** Start **

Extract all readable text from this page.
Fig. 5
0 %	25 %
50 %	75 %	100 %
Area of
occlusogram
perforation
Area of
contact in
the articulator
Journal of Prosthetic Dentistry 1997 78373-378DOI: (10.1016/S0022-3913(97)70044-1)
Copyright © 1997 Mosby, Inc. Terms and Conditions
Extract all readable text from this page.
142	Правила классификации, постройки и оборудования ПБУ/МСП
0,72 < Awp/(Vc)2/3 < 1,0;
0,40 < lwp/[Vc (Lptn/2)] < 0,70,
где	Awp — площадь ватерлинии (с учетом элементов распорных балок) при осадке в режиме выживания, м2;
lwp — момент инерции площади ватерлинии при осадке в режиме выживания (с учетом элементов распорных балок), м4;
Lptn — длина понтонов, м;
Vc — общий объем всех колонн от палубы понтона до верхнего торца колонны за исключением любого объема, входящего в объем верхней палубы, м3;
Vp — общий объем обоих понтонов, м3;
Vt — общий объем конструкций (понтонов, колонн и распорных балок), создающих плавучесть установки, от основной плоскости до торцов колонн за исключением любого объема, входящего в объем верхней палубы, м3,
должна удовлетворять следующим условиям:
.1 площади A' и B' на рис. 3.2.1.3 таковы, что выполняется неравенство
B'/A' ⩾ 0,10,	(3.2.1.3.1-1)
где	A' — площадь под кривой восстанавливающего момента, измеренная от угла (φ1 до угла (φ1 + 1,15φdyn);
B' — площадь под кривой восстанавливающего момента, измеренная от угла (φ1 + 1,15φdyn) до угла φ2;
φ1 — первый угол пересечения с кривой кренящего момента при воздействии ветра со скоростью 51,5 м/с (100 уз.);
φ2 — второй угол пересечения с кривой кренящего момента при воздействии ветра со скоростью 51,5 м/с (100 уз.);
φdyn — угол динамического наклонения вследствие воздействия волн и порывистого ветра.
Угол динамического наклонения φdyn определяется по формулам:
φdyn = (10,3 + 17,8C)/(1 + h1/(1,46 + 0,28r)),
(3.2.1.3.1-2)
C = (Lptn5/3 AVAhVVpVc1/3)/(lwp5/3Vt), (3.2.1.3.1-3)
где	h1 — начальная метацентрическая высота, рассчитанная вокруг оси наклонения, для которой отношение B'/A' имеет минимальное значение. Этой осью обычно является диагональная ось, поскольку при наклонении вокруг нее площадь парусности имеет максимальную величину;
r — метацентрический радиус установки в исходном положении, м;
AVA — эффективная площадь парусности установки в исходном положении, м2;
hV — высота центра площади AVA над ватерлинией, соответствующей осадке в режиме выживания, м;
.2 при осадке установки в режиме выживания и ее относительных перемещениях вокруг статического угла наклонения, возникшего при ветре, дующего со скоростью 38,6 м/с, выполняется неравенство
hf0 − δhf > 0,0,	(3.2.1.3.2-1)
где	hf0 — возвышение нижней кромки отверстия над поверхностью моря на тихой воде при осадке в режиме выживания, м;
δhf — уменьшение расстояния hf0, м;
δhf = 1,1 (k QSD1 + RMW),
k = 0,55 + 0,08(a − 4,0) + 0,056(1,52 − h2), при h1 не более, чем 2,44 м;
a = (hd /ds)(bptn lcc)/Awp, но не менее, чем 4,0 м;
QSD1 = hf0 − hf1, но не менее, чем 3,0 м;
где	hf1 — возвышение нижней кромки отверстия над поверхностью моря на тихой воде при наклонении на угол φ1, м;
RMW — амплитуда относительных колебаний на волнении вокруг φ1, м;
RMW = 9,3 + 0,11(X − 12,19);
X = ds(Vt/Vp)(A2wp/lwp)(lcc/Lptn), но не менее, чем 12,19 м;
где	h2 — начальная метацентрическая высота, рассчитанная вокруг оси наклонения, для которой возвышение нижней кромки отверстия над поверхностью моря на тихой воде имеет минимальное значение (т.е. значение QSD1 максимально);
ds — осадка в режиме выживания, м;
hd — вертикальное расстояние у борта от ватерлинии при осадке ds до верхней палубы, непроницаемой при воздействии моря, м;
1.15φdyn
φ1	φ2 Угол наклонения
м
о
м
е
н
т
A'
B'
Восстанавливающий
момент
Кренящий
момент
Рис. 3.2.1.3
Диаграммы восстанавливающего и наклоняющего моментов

** End **

▶ **Job**:
Every entry needs to be retyped exactly.

▶ **Solution to this exercise**:
Extract all readable text from this page.
Fig. 5
0 %	25 %
50 %	75 %	100 %
Area of
occlusogram
perforation
Area of
contact in
the articulator
Journal of Prosthetic Dentistry 1997 78373-378DOI: (10.1016/S0022-3913(97)70044-1)
Copyright © 1997 Mosby, Inc. Terms and Conditions
Extract all readable text from this page.
142	Правила классификации, постройки и оборудования ПБУ/МСП
0,72 < Awp/(Vc)2/3 < 1,0;
0,40 < lwp/[Vc (Lptn/2)] < 0,70,
где	Awp — площадь ватерлинии (с учетом элементов распорных балок) при осадке в режиме выживания, м2;
lwp — момент инерции площади ватерлинии при осадке в режиме выживания (с учетом элементов распорных балок), м4;
Lptn — длина понтонов, м;
Vc — общий объем всех колонн от палубы понтона до верхнего торца колонны за исключением любого объема, входящего в объем верхней палубы, м3;
Vp — общий объем обоих понтонов, м3;
Vt — общий объем конструкций (понтонов, колонн и распорных балок), создающих плавучесть установки, от основной плоскости до торцов колонн за исключением любого объема, входящего в объем верхней палубы, м3,
должна удовлетворять следующим условиям:
.1 площади A' и B' на рис. 3.2.1.3 таковы, что выполняется неравенство
B'/A' ⩾ 0,10,	(3.2.1.3.1-1)
где	A' — площадь под кривой восстанавливающего момента, измеренная от угла (φ1 до угла (φ1 + 1,15φdyn);
B' — площадь под кривой восстанавливающего момента, измеренная от угла (φ1 + 1,15φdyn) до угла φ2;
φ1 — первый угол пересечения с кривой кренящего момента при воздействии ветра со скоростью 51,5 м/с (100 уз.);
φ2 — второй угол пересечения с кривой кренящего момента при воздействии ветра со скоростью 51,5 м/с (100 уз.);
φdyn — угол динамического наклонения вследствие воздействия волн и порывистого ветра.
Угол динамического наклонения φdyn определяется по формулам:
φdyn = (10,3 + 17,8C)/(1 + h1/(1,46 + 0,28r)),
(3.2.1.3.1-2)
C = (Lptn5/3 AVAhVVpVc1/3)/(lwp5/3Vt), (3.2.1.3.1-3)
где	h1 — начальная метацентрическая высота, рассчитанная вокруг оси наклонения, для которой отношение B'/A' имеет минимальное значение. Этой осью обычно является диагональная ось, поскольку при наклонении вокруг нее площадь парусности имеет максимальную величину;
r — метацентрический радиус установки в исходном положении, м;
AVA — эффективная площадь парусности установки в исходном положении, м2;
hV — высота центра площади AVA над ватерлинией, соответствующей осадке в режиме выживания, м;
.2 при осадке установки в режиме выживания и ее относительных перемещениях вокруг статического угла наклонения, возникшего при ветре, дующего со скоростью 38,6 м/с, выполняется неравенство
hf0 − δhf > 0,0,	(3.2.1.3.2-1)
где	hf0 — возвышение нижней кромки отверстия над поверхностью моря на тихой воде при осадке в режиме выживания, м;
δhf — уменьшение расстояния hf0, м;
δhf = 1,1 (k QSD1 + RMW),
k = 0,55 + 0,08(a − 4,0) + 0,056(1,52 − h2), при h1 не более, чем 2,44 м;
a = (hd /ds)(bptn lcc)/Awp, но не менее, чем 4,0 м;
QSD1 = hf0 − hf1, но не менее, чем 3,0 м;
где	hf1 — возвышение нижней кромки отверстия над поверхностью моря на тихой воде при наклонении на угол φ1, м;
RMW — амплитуда относительных колебаний на волнении вокруг φ1, м;
RMW = 9,3 + 0,11(X − 12,19);
X = ds(Vt/Vp)(A2wp/lwp)(lcc/Lptn), но не менее, чем 12,19 м;
где	h2 — начальная метацентрическая высота, рассчитанная вокруг оси наклонения, для которой возвышение нижней кромки отверстия над поверхностью моря на тихой воде имеет минимальное значение (т.е. значение QSD1 максимально);
ds — осадка в режиме выживания, м;
hd — вертикальное расстояние у борта от ватерлинии при осадке ds до верхней палубы, непроницаемой при воздействии моря, м;
1.15φdyn
φ1	φ2 Угол наклонения
м
о
м
е
н
т
A'
B'
Восстанавливающий
момент
Кренящий
момент
Рис. 3.2.1.3
Диаграммы восстанавливающего и наклоняющего моментов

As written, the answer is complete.